(ENTRIES SHOWN):
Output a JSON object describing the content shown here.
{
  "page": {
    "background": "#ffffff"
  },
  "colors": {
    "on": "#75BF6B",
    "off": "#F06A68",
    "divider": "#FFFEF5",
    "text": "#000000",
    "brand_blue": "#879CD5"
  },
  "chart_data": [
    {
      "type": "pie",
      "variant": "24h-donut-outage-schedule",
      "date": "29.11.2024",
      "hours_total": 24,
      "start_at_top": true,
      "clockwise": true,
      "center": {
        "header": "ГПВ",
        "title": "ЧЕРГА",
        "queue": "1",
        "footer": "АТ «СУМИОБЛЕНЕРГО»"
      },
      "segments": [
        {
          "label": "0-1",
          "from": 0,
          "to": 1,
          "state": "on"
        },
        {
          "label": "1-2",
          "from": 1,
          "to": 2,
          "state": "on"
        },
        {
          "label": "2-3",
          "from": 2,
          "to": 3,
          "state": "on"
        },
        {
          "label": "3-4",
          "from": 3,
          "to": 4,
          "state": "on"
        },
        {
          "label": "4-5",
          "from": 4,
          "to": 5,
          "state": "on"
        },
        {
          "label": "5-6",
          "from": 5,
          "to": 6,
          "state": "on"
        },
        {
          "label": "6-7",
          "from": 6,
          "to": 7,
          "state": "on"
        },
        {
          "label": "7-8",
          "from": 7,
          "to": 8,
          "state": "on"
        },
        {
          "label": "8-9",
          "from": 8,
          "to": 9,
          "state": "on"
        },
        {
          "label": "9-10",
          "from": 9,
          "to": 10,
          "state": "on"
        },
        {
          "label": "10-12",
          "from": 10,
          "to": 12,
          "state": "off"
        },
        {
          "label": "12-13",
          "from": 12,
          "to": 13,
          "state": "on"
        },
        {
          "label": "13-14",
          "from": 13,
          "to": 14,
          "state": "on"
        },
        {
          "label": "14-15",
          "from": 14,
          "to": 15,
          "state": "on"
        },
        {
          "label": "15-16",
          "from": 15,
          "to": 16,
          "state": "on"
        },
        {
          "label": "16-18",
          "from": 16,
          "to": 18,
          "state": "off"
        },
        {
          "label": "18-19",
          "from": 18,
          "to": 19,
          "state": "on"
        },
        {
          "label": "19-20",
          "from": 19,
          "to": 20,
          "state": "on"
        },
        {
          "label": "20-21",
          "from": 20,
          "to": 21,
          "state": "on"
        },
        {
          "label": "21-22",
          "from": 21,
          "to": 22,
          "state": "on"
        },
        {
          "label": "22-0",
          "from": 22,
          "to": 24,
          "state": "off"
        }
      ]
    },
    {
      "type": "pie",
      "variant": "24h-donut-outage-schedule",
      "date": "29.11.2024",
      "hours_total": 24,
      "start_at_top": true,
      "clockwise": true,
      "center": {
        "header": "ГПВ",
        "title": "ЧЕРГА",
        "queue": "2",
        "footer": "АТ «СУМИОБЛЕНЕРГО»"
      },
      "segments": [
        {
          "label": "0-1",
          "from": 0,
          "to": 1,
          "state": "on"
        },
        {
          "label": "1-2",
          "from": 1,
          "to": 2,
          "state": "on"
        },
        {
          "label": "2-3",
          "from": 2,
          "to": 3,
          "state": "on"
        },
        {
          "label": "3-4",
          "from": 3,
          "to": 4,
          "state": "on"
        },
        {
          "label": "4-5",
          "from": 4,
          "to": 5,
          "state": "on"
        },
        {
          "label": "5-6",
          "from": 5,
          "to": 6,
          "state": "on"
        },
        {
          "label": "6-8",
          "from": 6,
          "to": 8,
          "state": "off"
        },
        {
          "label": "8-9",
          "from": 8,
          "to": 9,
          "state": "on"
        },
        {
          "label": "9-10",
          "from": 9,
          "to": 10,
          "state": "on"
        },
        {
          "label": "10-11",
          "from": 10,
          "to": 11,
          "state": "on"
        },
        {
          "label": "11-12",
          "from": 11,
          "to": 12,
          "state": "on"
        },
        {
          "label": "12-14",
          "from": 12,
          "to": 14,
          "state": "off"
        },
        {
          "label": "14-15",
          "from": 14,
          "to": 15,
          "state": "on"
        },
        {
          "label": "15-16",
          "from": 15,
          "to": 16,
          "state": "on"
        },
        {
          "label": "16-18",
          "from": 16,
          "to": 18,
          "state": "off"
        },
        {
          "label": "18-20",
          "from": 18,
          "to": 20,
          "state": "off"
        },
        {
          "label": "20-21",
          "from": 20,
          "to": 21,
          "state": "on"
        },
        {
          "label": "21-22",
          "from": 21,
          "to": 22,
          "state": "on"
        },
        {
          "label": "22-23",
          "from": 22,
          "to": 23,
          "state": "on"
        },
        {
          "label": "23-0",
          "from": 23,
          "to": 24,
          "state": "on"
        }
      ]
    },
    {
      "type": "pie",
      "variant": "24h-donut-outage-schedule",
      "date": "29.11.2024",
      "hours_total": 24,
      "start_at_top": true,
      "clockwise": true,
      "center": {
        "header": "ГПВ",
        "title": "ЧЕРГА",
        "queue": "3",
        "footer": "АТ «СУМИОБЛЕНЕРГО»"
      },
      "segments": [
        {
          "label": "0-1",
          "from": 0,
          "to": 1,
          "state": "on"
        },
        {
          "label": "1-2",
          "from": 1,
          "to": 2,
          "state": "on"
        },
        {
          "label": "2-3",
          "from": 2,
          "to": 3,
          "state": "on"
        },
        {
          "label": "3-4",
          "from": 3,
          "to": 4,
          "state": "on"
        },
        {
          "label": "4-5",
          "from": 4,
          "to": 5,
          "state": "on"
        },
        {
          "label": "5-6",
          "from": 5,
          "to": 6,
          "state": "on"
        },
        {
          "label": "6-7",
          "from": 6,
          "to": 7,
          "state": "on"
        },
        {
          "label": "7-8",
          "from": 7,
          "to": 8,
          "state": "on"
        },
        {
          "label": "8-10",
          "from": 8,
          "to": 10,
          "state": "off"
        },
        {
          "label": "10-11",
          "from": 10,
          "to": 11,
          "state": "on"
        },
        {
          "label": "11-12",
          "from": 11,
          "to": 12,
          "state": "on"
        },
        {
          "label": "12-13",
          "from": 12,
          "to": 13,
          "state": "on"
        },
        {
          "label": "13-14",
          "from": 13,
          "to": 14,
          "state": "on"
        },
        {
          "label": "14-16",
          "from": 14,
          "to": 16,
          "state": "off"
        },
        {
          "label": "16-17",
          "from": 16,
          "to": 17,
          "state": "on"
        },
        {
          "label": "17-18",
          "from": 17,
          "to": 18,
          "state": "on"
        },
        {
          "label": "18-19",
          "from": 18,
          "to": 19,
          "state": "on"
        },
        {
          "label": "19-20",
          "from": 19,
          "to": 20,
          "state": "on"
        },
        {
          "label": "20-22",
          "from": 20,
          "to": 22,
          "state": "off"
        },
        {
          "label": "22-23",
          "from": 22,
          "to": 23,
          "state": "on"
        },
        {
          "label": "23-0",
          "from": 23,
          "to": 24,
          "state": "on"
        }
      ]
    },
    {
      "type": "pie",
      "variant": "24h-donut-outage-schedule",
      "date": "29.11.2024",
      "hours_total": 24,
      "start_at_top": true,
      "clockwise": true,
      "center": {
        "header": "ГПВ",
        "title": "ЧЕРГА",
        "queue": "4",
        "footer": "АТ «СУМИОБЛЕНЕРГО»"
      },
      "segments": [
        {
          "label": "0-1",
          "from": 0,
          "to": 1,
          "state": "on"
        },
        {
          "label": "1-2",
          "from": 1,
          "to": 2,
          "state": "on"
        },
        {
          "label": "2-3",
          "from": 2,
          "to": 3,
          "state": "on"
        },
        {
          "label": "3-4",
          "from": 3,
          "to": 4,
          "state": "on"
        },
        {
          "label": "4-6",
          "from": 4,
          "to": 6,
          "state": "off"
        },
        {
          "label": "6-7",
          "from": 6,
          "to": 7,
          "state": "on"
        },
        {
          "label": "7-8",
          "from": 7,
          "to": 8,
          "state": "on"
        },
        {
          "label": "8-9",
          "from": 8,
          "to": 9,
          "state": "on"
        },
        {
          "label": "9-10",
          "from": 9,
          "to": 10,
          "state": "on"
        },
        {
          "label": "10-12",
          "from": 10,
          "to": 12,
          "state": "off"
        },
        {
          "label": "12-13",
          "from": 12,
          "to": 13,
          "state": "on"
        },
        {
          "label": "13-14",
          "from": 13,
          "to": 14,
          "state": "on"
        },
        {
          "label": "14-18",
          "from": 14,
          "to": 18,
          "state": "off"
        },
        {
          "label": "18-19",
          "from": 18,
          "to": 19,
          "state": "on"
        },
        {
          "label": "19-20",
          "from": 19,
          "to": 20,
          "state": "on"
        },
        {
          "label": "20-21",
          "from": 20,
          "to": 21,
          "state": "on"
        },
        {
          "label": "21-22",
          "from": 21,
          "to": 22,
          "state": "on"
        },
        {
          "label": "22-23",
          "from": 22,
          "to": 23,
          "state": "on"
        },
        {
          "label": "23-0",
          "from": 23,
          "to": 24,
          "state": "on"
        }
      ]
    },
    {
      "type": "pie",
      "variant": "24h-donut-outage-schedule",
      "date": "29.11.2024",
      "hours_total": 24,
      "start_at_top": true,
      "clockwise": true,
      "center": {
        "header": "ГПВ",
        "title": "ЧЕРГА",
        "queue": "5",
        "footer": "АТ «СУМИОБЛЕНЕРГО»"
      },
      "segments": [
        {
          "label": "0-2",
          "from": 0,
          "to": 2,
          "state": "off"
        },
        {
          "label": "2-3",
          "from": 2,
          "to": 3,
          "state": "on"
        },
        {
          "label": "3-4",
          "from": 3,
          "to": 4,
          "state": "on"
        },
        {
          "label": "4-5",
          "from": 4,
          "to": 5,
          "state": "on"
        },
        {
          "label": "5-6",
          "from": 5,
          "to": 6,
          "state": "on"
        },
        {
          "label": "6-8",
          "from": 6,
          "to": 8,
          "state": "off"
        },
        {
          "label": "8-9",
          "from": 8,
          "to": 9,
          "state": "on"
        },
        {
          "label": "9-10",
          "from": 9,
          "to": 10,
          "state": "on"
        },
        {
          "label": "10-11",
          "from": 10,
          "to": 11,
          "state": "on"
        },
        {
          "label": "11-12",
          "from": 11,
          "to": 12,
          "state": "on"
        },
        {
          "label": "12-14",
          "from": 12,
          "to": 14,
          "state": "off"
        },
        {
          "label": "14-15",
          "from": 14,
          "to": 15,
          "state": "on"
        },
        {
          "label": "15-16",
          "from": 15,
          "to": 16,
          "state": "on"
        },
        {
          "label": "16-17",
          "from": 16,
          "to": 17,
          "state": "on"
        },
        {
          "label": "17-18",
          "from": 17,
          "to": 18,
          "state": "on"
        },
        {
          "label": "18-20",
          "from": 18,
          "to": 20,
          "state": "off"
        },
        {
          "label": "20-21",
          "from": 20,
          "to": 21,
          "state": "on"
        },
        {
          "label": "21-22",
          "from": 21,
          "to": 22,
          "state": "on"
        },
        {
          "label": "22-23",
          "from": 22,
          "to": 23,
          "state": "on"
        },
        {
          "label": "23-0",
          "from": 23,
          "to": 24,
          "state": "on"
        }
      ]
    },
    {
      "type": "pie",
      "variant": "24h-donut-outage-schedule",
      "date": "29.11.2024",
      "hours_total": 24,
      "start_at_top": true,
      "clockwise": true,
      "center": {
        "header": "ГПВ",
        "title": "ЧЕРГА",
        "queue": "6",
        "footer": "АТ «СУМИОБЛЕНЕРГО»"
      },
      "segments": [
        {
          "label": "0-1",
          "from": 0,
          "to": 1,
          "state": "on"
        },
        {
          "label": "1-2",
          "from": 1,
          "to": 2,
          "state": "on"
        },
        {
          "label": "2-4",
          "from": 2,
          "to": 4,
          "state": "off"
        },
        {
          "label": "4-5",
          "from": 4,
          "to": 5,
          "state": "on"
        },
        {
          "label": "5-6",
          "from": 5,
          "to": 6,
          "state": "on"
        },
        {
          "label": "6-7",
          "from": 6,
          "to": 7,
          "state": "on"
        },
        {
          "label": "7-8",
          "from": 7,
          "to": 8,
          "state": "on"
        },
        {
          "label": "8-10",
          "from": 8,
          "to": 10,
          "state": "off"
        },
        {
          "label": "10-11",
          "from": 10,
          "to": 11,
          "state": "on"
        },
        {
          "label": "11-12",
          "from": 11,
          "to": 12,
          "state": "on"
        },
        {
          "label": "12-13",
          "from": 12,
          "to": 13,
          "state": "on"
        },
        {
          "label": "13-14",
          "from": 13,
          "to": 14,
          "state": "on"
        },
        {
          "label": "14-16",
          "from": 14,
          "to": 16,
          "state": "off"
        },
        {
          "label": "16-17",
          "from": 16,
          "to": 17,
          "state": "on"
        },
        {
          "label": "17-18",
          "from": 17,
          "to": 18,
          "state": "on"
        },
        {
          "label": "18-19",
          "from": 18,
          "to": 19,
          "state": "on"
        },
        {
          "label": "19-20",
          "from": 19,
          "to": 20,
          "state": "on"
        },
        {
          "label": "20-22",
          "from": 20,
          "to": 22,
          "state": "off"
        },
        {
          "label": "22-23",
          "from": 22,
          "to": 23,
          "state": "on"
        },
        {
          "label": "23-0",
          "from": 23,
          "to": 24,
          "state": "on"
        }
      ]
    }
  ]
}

(GIVEN PROBLEM): Filter the listing above by the word "queue"; copy each line that passes.

(ANSWER BELOW):
        "queue": "1",
        "queue": "2",
        "queue": "3",
        "queue": "4",
        "queue": "5",
        "queue": "6",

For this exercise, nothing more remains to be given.